Exercise prompt = Lines that hold the word "this" should be located and copied.

Data extract =
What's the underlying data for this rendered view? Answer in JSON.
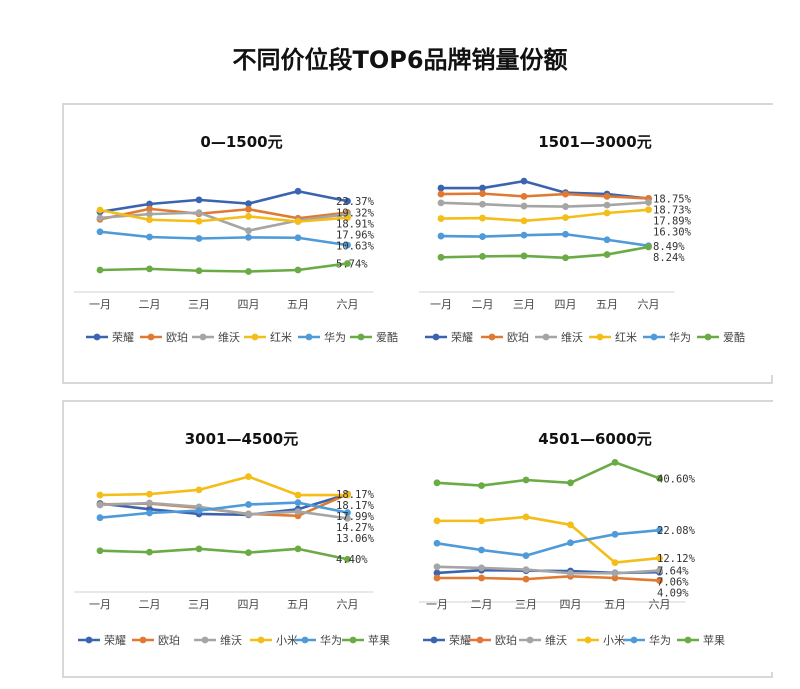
{
  "title": "不同价位段TOP6品牌销量份额",
  "colors": {
    "荣耀": "#3a64b0",
    "欧珀": "#e07a32",
    "维沃": "#a5a5a5",
    "红米": "#f4bd17",
    "小米": "#f4bd17",
    "华为": "#4f9ad8",
    "爱酷": "#6aab45",
    "苹果": "#6aab45"
  },
  "chart_data": [
    {
      "type": "line",
      "title": "0—1500元",
      "categories": [
        "一月",
        "二月",
        "三月",
        "四月",
        "五月",
        "六月"
      ],
      "ylim": [
        0,
        32
      ],
      "series": [
        {
          "name": "荣耀",
          "values": [
            19.5,
            21.6,
            22.7,
            21.7,
            25.0,
            22.37
          ],
          "label": "22.37%"
        },
        {
          "name": "欧珀",
          "values": [
            17.5,
            20.3,
            19.0,
            20.2,
            17.8,
            19.32
          ],
          "label": "19.32%"
        },
        {
          "name": "维沃",
          "values": [
            17.9,
            18.9,
            19.3,
            14.5,
            17.2,
            18.91
          ],
          "label": "18.91%"
        },
        {
          "name": "红米",
          "values": [
            20.0,
            17.4,
            17.0,
            18.3,
            16.9,
            17.96
          ],
          "label": "17.96%"
        },
        {
          "name": "华为",
          "values": [
            14.2,
            12.8,
            12.4,
            12.7,
            12.6,
            10.63
          ],
          "label": "10.63%"
        },
        {
          "name": "爱酷",
          "values": [
            4.0,
            4.3,
            3.8,
            3.6,
            4.0,
            5.74
          ],
          "label": "5.74%"
        }
      ]
    },
    {
      "type": "line",
      "title": "1501—3000元",
      "categories": [
        "一月",
        "二月",
        "三月",
        "四月",
        "五月",
        "六月"
      ],
      "ylim": [
        0,
        26
      ],
      "series": [
        {
          "name": "荣耀",
          "values": [
            21.0,
            21.0,
            22.5,
            20.0,
            19.7,
            18.73
          ],
          "label": "18.73%"
        },
        {
          "name": "欧珀",
          "values": [
            19.7,
            19.8,
            19.2,
            19.7,
            19.2,
            18.75
          ],
          "label": "18.75%"
        },
        {
          "name": "维沃",
          "values": [
            17.8,
            17.5,
            17.1,
            17.0,
            17.3,
            17.89
          ],
          "label": "17.89%"
        },
        {
          "name": "红米",
          "values": [
            14.4,
            14.5,
            13.9,
            14.6,
            15.6,
            16.3
          ],
          "label": "16.30%"
        },
        {
          "name": "华为",
          "values": [
            10.6,
            10.5,
            10.8,
            11.0,
            9.8,
            8.49
          ],
          "label": "8.49%"
        },
        {
          "name": "爱酷",
          "values": [
            6.0,
            6.2,
            6.3,
            5.9,
            6.6,
            8.24
          ],
          "label": "8.24%"
        }
      ]
    },
    {
      "type": "line",
      "title": "3001—4500元",
      "categories": [
        "一月",
        "二月",
        "三月",
        "四月",
        "五月",
        "六月"
      ],
      "ylim": [
        0,
        25
      ],
      "series": [
        {
          "name": "荣耀",
          "values": [
            16.2,
            15.0,
            14.0,
            13.8,
            15.0,
            18.17
          ],
          "label": "18.17%"
        },
        {
          "name": "欧珀",
          "values": [
            16.0,
            16.2,
            15.3,
            14.0,
            13.6,
            18.17
          ],
          "label": "18.17%"
        },
        {
          "name": "维沃",
          "values": [
            15.9,
            16.3,
            15.5,
            13.9,
            14.5,
            13.06
          ],
          "label": "13.06%"
        },
        {
          "name": "小米",
          "values": [
            18.0,
            18.2,
            19.1,
            21.9,
            18.0,
            17.99
          ],
          "label": "17.99%"
        },
        {
          "name": "华为",
          "values": [
            13.2,
            14.2,
            14.7,
            16.0,
            16.4,
            14.27
          ],
          "label": "14.27%"
        },
        {
          "name": "苹果",
          "values": [
            6.2,
            5.9,
            6.6,
            5.8,
            6.6,
            4.4
          ],
          "label": "4.40%"
        }
      ]
    },
    {
      "type": "line",
      "title": "4501—6000元",
      "categories": [
        "一月",
        "二月",
        "三月",
        "四月",
        "五月",
        "六月"
      ],
      "ylim": [
        0,
        50
      ],
      "series": [
        {
          "name": "荣耀",
          "values": [
            6.8,
            7.8,
            7.6,
            7.5,
            6.8,
            7.06
          ],
          "label": "7.06%"
        },
        {
          "name": "欧珀",
          "values": [
            5.0,
            5.0,
            4.6,
            5.6,
            5.0,
            4.09
          ],
          "label": "4.09%"
        },
        {
          "name": "维沃",
          "values": [
            9.0,
            8.6,
            8.0,
            6.7,
            6.7,
            7.64
          ],
          "label": "7.64%"
        },
        {
          "name": "小米",
          "values": [
            25.4,
            25.4,
            26.8,
            24.0,
            10.5,
            12.12
          ],
          "label": "12.12%"
        },
        {
          "name": "华为",
          "values": [
            17.4,
            15.0,
            13.0,
            17.6,
            20.6,
            22.08
          ],
          "label": "22.08%"
        },
        {
          "name": "苹果",
          "values": [
            39.0,
            38.0,
            40.0,
            39.0,
            46.3,
            40.6
          ],
          "label": "40.60%"
        }
      ]
    }
  ]
}
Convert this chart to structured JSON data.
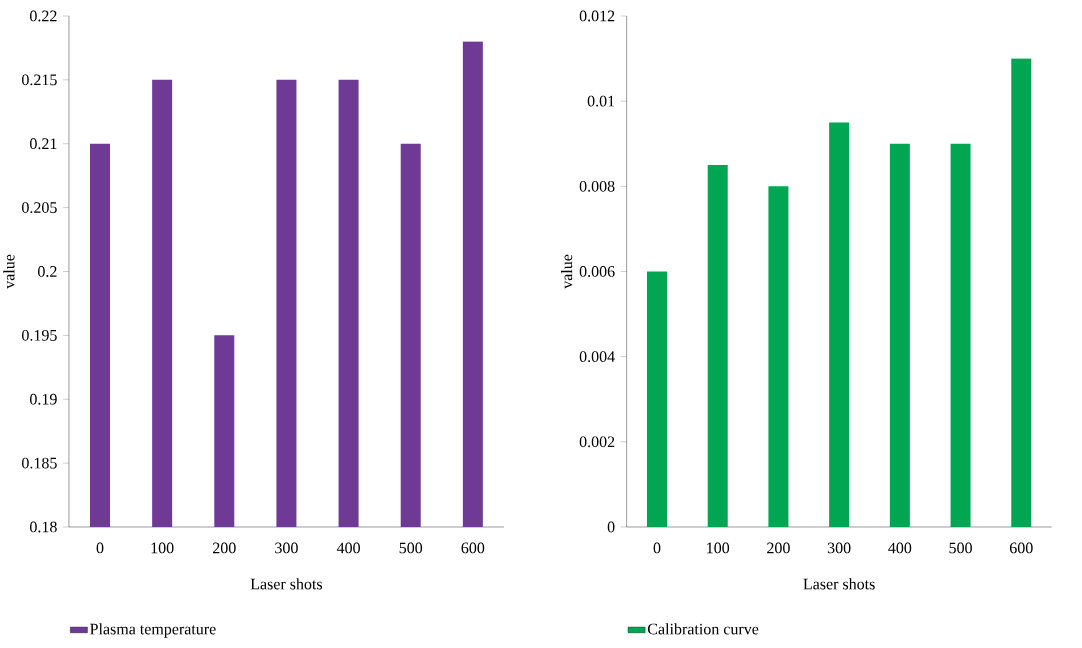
{
  "chart_data": [
    {
      "type": "bar",
      "categories": [
        "0",
        "100",
        "200",
        "300",
        "400",
        "500",
        "600"
      ],
      "xlabel": "Laser shots",
      "ylabel": "value",
      "ylim": [
        0.18,
        0.22
      ],
      "yticks": [
        0.18,
        0.185,
        0.19,
        0.195,
        0.2,
        0.205,
        0.21,
        0.215,
        0.22
      ],
      "legend": "bottom left",
      "series": [
        {
          "name": "Plasma temperature",
          "color": "#6f3996",
          "values": [
            0.21,
            0.215,
            0.195,
            0.215,
            0.215,
            0.21,
            0.218
          ]
        }
      ]
    },
    {
      "type": "bar",
      "categories": [
        "0",
        "100",
        "200",
        "300",
        "400",
        "500",
        "600"
      ],
      "xlabel": "Laser shots",
      "ylabel": "value",
      "ylim": [
        0,
        0.012
      ],
      "yticks": [
        0,
        0.002,
        0.004,
        0.006,
        0.008,
        0.01,
        0.012
      ],
      "legend": "bottom left",
      "series": [
        {
          "name": "Calibration curve",
          "color": "#00a651",
          "values": [
            0.006,
            0.0085,
            0.008,
            0.0095,
            0.009,
            0.009,
            0.011
          ]
        }
      ]
    }
  ]
}
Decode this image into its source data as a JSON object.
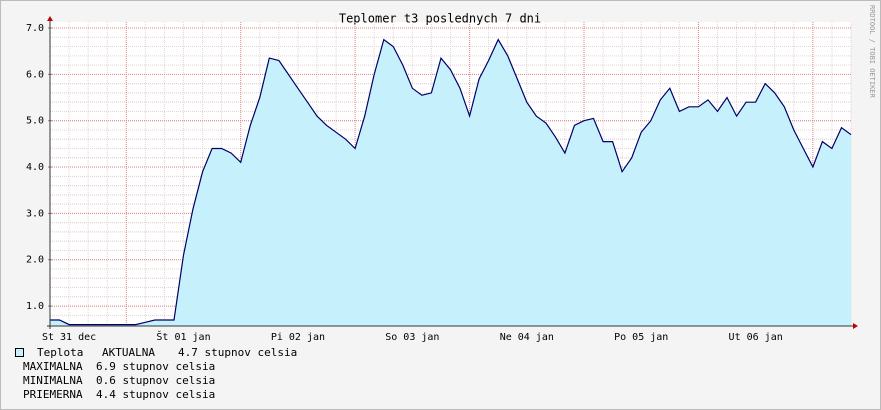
{
  "chart_data": {
    "type": "area",
    "title": "Teplomer t3 poslednych 7 dni",
    "watermark": "RRDTOOL / TOBI OETIKER",
    "categories": [
      null,
      null,
      "St 31 dec",
      null,
      null,
      null,
      null,
      null,
      null,
      null,
      null,
      null,
      null,
      null,
      "Št 01 jan",
      null,
      null,
      null,
      null,
      null,
      null,
      null,
      null,
      null,
      null,
      null,
      "Pi 02 jan",
      null,
      null,
      null,
      null,
      null,
      null,
      null,
      null,
      null,
      null,
      null,
      "So 03 jan",
      null,
      null,
      null,
      null,
      null,
      null,
      null,
      null,
      null,
      null,
      null,
      "Ne 04 jan",
      null,
      null,
      null,
      null,
      null,
      null,
      null,
      null,
      null,
      null,
      null,
      "Po 05 jan",
      null,
      null,
      null,
      null,
      null,
      null,
      null,
      null,
      null,
      null,
      null,
      "Ut 06 jan",
      null,
      null,
      null,
      null,
      null,
      null,
      null,
      null,
      null,
      null
    ],
    "series": [
      {
        "name": "Teplota",
        "color": "#000066",
        "fill": "#c6f1fc",
        "values": [
          0.7,
          0.7,
          0.6,
          0.6,
          0.6,
          0.6,
          0.6,
          0.6,
          0.6,
          0.6,
          0.65,
          0.7,
          0.7,
          0.7,
          2.1,
          3.1,
          3.9,
          4.4,
          4.4,
          4.3,
          4.1,
          4.9,
          5.5,
          6.35,
          6.3,
          6.0,
          5.7,
          5.4,
          5.1,
          4.9,
          4.75,
          4.6,
          4.4,
          5.1,
          6.0,
          6.75,
          6.6,
          6.2,
          5.7,
          5.55,
          5.6,
          6.35,
          6.1,
          5.7,
          5.1,
          5.9,
          6.3,
          6.75,
          6.4,
          5.9,
          5.4,
          5.1,
          4.95,
          4.65,
          4.3,
          4.9,
          5.0,
          5.05,
          4.55,
          4.55,
          3.9,
          4.2,
          4.75,
          5.0,
          5.45,
          5.7,
          5.2,
          5.3,
          5.3,
          5.45,
          5.2,
          5.5,
          5.1,
          5.4,
          5.4,
          5.8,
          5.6,
          5.3,
          4.8,
          4.4,
          4.0,
          4.55,
          4.4,
          4.85,
          4.7
        ]
      }
    ],
    "ylim": [
      0.57,
      7.13
    ],
    "yticks": [
      {
        "value": 1,
        "label": "1.0"
      },
      {
        "value": 2,
        "label": "2.0"
      },
      {
        "value": 3,
        "label": "3.0"
      },
      {
        "value": 4,
        "label": "4.0"
      },
      {
        "value": 5,
        "label": "5.0"
      },
      {
        "value": 6,
        "label": "6.0"
      },
      {
        "value": 7,
        "label": "7.0"
      }
    ],
    "grid": true,
    "legend_stats": [
      {
        "label": "AKTUALNA",
        "text": "4.7 stupnov celsia"
      },
      {
        "label": "MAXIMALNA",
        "text": "6.9 stupnov celsia"
      },
      {
        "label": "MINIMALNA",
        "text": "0.6 stupnov celsia"
      },
      {
        "label": "PRIEMERNA",
        "text": "4.4 stupnov celsia"
      }
    ]
  }
}
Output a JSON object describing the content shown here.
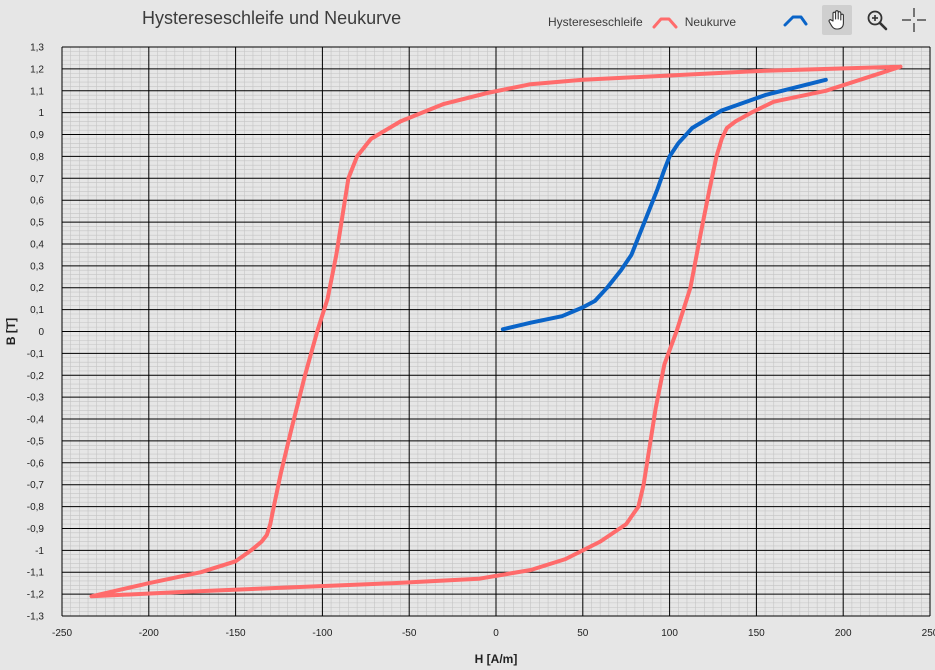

Completed exercise =
What's the underlying data for this rendered view? Answer in JSON.
Convert this chart to structured JSON data.
Decode this image into its source data as a JSON object.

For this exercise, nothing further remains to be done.